***** Data extract *****
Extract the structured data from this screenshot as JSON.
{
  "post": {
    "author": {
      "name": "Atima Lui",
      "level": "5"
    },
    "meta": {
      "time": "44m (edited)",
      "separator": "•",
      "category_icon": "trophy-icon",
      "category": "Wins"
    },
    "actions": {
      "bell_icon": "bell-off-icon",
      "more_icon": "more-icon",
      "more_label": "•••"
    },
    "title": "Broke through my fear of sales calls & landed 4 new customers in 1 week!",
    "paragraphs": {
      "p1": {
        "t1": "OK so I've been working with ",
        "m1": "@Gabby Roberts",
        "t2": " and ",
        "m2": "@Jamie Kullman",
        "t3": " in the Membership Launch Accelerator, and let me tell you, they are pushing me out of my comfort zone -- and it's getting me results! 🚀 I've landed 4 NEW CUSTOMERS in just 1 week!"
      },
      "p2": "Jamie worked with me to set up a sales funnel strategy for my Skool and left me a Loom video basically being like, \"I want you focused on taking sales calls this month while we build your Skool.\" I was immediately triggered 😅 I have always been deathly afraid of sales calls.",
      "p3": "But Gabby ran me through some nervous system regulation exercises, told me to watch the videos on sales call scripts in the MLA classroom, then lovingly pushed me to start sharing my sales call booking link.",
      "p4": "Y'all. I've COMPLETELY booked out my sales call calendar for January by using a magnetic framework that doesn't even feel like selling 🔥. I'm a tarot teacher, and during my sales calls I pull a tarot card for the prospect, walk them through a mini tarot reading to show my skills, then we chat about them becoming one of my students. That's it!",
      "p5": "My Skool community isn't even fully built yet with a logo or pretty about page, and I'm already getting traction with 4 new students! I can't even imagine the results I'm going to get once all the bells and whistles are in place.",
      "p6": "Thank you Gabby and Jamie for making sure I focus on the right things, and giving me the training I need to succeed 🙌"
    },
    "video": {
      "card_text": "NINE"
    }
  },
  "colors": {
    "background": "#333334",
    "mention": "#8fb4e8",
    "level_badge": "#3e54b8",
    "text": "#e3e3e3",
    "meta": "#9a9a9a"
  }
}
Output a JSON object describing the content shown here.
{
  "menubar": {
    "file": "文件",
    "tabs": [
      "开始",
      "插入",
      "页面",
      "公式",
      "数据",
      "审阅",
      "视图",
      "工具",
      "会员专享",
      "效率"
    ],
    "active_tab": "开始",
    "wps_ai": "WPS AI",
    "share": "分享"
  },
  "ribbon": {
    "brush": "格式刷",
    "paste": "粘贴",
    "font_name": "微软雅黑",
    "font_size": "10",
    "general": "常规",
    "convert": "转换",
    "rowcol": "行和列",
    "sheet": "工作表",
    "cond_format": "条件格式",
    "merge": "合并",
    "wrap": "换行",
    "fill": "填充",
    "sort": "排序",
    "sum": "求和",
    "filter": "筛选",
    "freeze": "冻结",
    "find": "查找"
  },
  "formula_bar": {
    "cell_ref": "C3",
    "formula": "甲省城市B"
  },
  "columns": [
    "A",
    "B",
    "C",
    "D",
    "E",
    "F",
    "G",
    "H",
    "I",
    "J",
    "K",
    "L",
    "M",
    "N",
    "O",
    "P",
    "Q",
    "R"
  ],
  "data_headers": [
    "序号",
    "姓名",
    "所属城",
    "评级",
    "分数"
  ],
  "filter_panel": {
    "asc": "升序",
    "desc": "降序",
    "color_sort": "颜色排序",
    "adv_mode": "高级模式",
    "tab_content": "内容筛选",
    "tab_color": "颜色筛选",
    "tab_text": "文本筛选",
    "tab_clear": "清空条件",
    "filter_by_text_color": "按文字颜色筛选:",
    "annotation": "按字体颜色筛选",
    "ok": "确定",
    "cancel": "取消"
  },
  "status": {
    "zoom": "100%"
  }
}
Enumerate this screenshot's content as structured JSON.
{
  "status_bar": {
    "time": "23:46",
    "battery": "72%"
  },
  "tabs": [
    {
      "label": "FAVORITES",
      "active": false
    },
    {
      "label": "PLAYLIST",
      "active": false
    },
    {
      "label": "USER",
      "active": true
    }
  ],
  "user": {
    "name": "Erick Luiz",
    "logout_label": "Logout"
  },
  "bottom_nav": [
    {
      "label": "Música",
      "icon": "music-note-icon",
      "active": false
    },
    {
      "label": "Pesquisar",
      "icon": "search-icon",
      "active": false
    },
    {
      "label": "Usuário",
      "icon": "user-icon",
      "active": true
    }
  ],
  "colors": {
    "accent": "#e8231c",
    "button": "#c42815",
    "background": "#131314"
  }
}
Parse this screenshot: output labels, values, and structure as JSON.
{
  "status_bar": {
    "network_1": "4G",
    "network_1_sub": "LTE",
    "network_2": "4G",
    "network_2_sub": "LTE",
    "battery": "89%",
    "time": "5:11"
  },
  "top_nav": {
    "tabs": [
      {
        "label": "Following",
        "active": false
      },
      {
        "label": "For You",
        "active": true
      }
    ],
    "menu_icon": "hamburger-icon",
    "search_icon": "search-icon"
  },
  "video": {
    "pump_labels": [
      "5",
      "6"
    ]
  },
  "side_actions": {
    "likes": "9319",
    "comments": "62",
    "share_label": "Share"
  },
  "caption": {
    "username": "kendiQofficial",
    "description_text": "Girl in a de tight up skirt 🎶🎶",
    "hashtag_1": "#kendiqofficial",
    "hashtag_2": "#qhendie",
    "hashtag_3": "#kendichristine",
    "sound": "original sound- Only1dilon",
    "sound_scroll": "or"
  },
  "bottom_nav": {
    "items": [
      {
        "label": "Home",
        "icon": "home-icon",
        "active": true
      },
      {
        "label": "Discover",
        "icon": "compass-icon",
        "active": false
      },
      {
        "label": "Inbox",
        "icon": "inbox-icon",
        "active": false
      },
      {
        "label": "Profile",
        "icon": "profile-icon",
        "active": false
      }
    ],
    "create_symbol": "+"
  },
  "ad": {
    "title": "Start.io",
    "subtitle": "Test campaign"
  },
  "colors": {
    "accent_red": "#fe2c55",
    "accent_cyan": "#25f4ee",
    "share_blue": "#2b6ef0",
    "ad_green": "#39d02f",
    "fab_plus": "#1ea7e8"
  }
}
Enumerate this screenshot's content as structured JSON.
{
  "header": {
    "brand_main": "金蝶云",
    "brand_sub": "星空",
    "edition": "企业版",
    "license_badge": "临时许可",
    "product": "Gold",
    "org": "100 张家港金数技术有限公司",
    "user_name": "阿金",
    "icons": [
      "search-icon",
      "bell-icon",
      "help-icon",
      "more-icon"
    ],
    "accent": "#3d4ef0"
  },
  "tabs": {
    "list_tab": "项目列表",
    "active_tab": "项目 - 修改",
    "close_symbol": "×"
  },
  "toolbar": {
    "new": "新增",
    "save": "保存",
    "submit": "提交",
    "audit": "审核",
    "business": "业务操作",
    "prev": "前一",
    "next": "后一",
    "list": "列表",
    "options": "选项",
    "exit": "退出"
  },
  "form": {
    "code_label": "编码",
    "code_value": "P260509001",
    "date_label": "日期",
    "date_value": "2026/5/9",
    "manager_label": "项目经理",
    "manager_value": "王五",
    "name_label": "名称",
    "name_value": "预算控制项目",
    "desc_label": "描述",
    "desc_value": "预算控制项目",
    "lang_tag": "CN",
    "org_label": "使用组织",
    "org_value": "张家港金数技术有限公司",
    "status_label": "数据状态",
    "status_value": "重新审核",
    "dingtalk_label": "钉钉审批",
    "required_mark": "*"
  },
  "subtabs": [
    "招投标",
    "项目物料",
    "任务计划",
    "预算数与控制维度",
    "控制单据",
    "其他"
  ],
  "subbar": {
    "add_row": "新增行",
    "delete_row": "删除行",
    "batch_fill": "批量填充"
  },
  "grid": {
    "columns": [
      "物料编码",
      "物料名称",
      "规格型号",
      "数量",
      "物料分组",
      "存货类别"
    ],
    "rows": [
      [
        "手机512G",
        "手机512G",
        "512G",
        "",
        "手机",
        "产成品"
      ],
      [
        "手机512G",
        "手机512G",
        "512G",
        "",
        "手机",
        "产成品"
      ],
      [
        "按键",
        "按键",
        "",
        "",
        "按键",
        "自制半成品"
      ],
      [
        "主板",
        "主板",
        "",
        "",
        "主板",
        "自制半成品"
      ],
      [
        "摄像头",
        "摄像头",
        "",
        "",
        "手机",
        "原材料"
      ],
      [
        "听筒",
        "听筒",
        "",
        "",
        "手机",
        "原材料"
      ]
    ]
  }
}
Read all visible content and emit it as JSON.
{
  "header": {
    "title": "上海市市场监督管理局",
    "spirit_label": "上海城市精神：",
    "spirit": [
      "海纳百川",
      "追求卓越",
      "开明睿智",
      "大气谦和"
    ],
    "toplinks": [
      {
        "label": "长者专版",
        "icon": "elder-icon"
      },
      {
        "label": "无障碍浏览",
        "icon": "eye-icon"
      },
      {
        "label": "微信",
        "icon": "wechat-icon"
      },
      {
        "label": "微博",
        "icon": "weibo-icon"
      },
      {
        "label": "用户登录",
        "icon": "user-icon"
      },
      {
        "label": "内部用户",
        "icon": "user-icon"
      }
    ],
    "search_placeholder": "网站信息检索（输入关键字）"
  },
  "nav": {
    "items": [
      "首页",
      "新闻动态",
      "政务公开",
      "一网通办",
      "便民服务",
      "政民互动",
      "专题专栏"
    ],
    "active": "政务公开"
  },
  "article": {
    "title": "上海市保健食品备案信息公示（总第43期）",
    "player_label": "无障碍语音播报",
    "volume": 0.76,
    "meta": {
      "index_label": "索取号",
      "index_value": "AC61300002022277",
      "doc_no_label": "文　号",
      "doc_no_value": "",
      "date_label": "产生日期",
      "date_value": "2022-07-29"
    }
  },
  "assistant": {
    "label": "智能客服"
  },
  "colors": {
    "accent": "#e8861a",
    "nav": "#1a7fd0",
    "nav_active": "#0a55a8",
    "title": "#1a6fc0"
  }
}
*****
Aim of the exercise: Each line that holds the word "through" is to be copied.

Result:
    "title": "Broke through my fear of sales calls & landed 4 new customers in 1 week!",
      "p3": "But Gabby ran me through some nervous system regulation exercises, told me to watch the videos on sales call scripts in the MLA classroom, then lovingly pushed me to start sharing my sales call booking link.",
      "p4": "Y'all. I've COMPLETELY booked out my sales call calendar for January by using a magnetic framework that doesn't even feel like selling 🔥. I'm a tarot teacher, and during my sales calls I pull a tarot card for the prospect, walk them through a mini tarot reading to show my skills, then we chat about them becoming one of my students. That's it!",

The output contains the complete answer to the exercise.